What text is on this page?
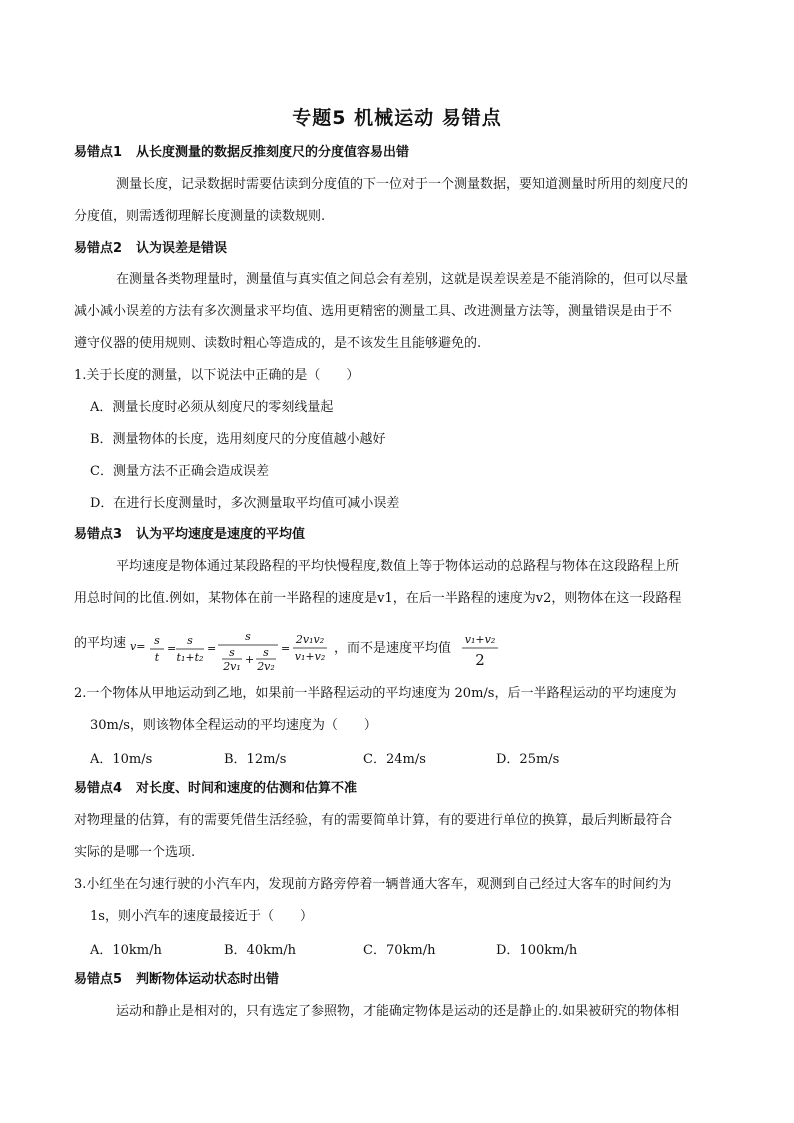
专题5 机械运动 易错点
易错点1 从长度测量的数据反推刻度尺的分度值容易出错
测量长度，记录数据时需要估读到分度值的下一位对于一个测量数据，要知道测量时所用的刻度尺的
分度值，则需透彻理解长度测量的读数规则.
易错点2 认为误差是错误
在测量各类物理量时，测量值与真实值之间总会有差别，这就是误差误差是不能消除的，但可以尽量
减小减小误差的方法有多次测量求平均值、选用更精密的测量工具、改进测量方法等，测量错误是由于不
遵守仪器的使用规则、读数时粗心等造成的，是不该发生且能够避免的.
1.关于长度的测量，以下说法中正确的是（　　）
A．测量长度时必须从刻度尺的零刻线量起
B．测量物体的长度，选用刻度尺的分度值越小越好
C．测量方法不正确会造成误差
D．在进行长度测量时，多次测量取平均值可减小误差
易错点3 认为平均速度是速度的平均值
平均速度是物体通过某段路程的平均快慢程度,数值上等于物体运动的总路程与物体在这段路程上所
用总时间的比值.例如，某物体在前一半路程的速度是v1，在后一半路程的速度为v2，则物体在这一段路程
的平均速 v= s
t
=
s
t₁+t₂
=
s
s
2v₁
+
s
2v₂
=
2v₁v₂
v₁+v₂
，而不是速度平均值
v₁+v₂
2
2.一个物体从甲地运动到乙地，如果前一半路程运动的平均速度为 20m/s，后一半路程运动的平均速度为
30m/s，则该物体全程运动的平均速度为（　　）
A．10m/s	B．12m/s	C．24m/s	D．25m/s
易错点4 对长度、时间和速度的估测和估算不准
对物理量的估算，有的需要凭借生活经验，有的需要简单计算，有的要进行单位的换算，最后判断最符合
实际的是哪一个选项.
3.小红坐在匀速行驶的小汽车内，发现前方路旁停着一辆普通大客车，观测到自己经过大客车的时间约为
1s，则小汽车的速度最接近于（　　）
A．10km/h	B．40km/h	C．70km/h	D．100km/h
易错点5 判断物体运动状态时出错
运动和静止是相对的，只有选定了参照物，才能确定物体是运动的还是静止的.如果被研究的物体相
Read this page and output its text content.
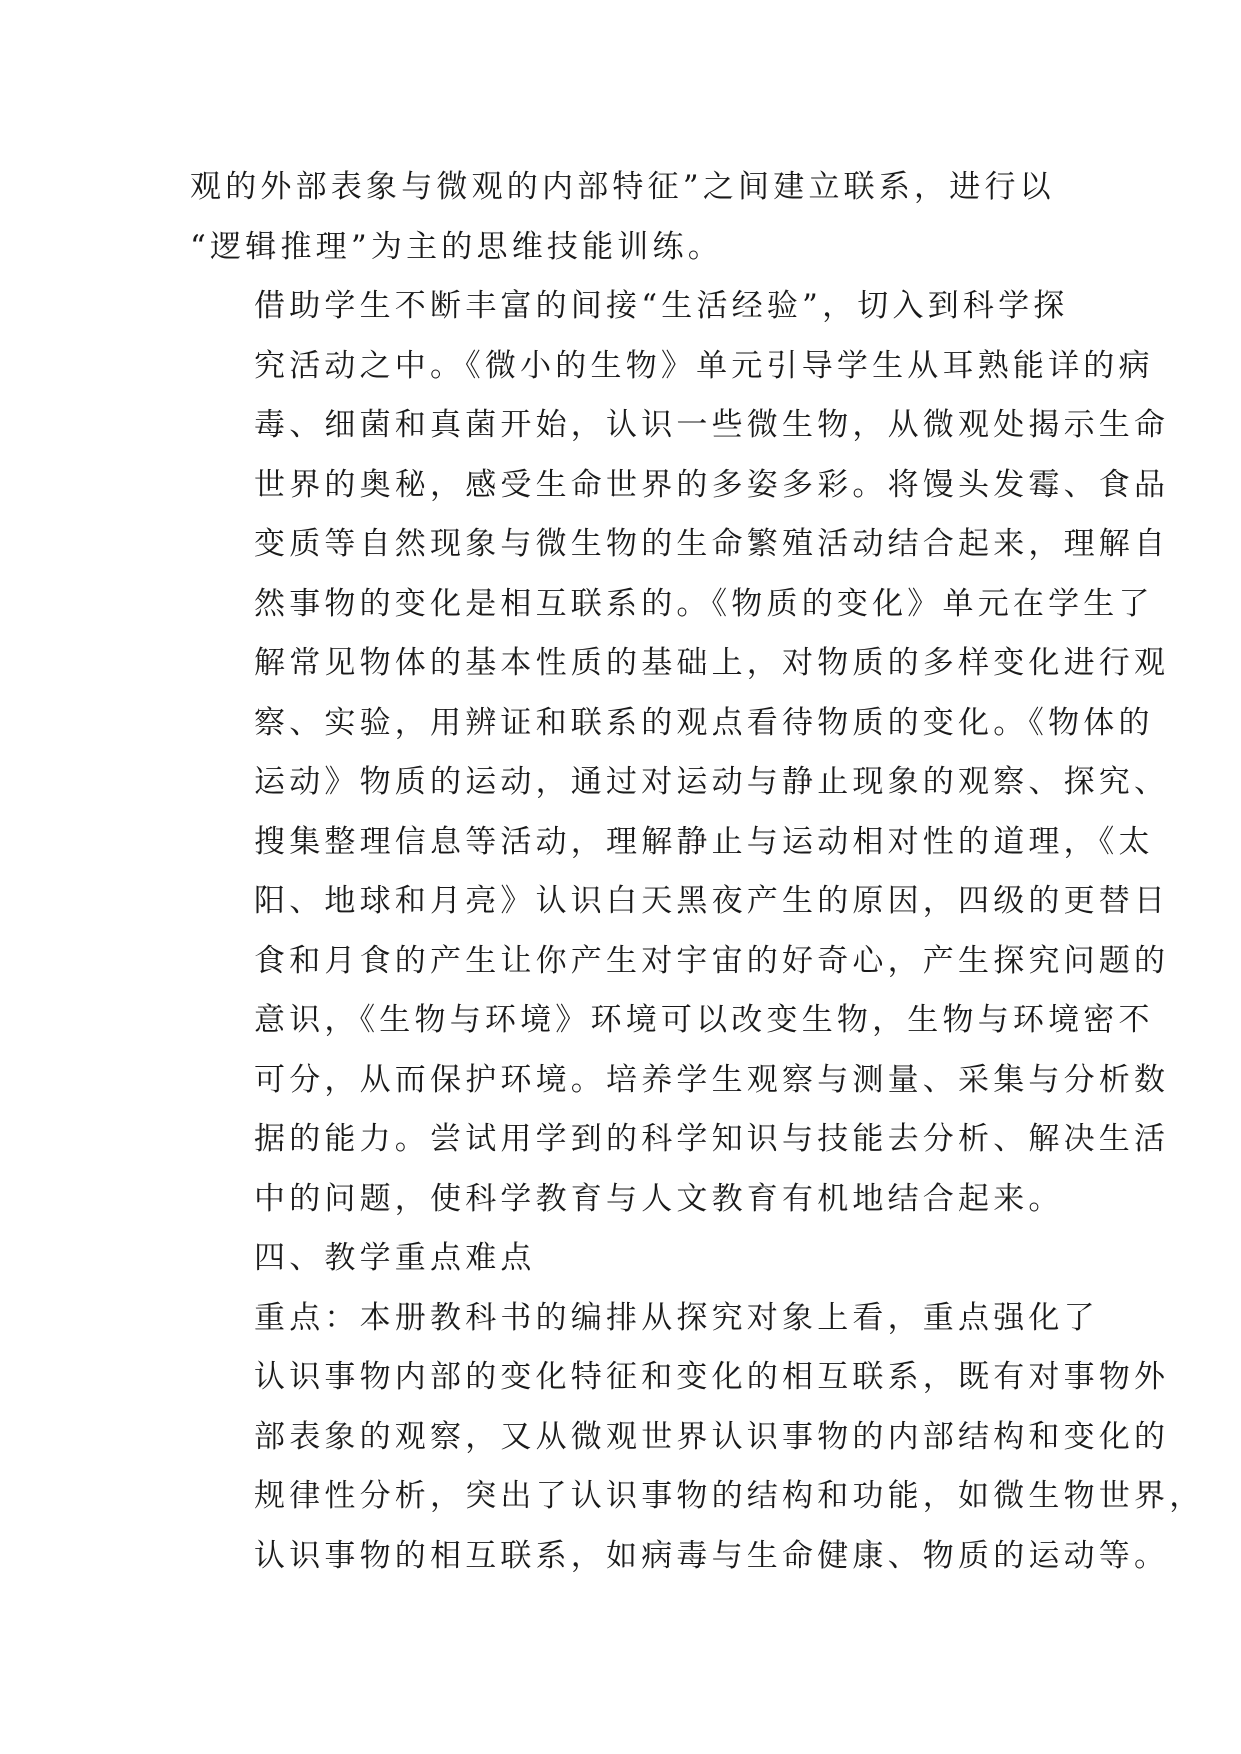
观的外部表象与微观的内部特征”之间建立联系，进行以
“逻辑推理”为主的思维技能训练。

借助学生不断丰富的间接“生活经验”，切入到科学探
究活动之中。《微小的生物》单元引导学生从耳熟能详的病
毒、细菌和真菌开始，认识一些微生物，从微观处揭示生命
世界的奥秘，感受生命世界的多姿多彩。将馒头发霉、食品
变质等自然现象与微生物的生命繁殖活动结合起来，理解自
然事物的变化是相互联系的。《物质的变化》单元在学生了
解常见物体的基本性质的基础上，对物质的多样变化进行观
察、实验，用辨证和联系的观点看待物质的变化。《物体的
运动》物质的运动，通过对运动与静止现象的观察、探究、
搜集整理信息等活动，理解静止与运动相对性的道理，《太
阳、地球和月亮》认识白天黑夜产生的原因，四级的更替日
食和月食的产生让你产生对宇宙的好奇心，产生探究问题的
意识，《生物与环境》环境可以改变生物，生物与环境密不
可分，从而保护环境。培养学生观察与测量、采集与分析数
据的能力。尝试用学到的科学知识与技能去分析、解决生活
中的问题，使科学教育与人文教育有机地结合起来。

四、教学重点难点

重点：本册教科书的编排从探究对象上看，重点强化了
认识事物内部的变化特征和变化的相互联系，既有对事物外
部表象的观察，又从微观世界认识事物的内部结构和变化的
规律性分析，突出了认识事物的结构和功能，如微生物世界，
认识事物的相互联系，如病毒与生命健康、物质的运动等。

*TASK OBJECTIVE*:
Copy the material above in full and exactly, skipping pictures.

*SOLVED EXERCISE*:
What text is on this page?
专题5 机械运动 易错点
易错点1 从长度测量的数据反推刻度尺的分度值容易出错
测量长度，记录数据时需要估读到分度值的下一位对于一个测量数据，要知道测量时所用的刻度尺的
分度值，则需透彻理解长度测量的读数规则.
易错点2 认为误差是错误
在测量各类物理量时，测量值与真实值之间总会有差别，这就是误差误差是不能消除的，但可以尽量
减小减小误差的方法有多次测量求平均值、选用更精密的测量工具、改进测量方法等，测量错误是由于不
遵守仪器的使用规则、读数时粗心等造成的，是不该发生且能够避免的.
1.关于长度的测量，以下说法中正确的是（　　）
A．测量长度时必须从刻度尺的零刻线量起
B．测量物体的长度，选用刻度尺的分度值越小越好
C．测量方法不正确会造成误差
D．在进行长度测量时，多次测量取平均值可减小误差
易错点3 认为平均速度是速度的平均值
平均速度是物体通过某段路程的平均快慢程度,数值上等于物体运动的总路程与物体在这段路程上所
用总时间的比值.例如，某物体在前一半路程的速度是v1，在后一半路程的速度为v2，则物体在这一段路程
的平均速 v= s
t
=
s
t₁+t₂
=
s
s
2v₁
+
s
2v₂
=
2v₁v₂
v₁+v₂
，而不是速度平均值
v₁+v₂
2
2.一个物体从甲地运动到乙地，如果前一半路程运动的平均速度为 20m/s，后一半路程运动的平均速度为
30m/s，则该物体全程运动的平均速度为（　　）
A．10m/s	B．12m/s	C．24m/s	D．25m/s
易错点4 对长度、时间和速度的估测和估算不准
对物理量的估算，有的需要凭借生活经验，有的需要简单计算，有的要进行单位的换算，最后判断最符合
实际的是哪一个选项.
3.小红坐在匀速行驶的小汽车内，发现前方路旁停着一辆普通大客车，观测到自己经过大客车的时间约为
1s，则小汽车的速度最接近于（　　）
A．10km/h	B．40km/h	C．70km/h	D．100km/h
易错点5 判断物体运动状态时出错
运动和静止是相对的，只有选定了参照物，才能确定物体是运动的还是静止的.如果被研究的物体相
Read this page and output its text content.
观的外部表象与微观的内部特征”之间建立联系，进行以
“逻辑推理”为主的思维技能训练。

借助学生不断丰富的间接“生活经验”，切入到科学探
究活动之中。《微小的生物》单元引导学生从耳熟能详的病
毒、细菌和真菌开始，认识一些微生物，从微观处揭示生命
世界的奥秘，感受生命世界的多姿多彩。将馒头发霉、食品
变质等自然现象与微生物的生命繁殖活动结合起来，理解自
然事物的变化是相互联系的。《物质的变化》单元在学生了
解常见物体的基本性质的基础上，对物质的多样变化进行观
察、实验，用辨证和联系的观点看待物质的变化。《物体的
运动》物质的运动，通过对运动与静止现象的观察、探究、
搜集整理信息等活动，理解静止与运动相对性的道理，《太
阳、地球和月亮》认识白天黑夜产生的原因，四级的更替日
食和月食的产生让你产生对宇宙的好奇心，产生探究问题的
意识，《生物与环境》环境可以改变生物，生物与环境密不
可分，从而保护环境。培养学生观察与测量、采集与分析数
据的能力。尝试用学到的科学知识与技能去分析、解决生活
中的问题，使科学教育与人文教育有机地结合起来。

四、教学重点难点

重点：本册教科书的编排从探究对象上看，重点强化了
认识事物内部的变化特征和变化的相互联系，既有对事物外
部表象的观察，又从微观世界认识事物的内部结构和变化的
规律性分析，突出了认识事物的结构和功能，如微生物世界，
认识事物的相互联系，如病毒与生命健康、物质的运动等。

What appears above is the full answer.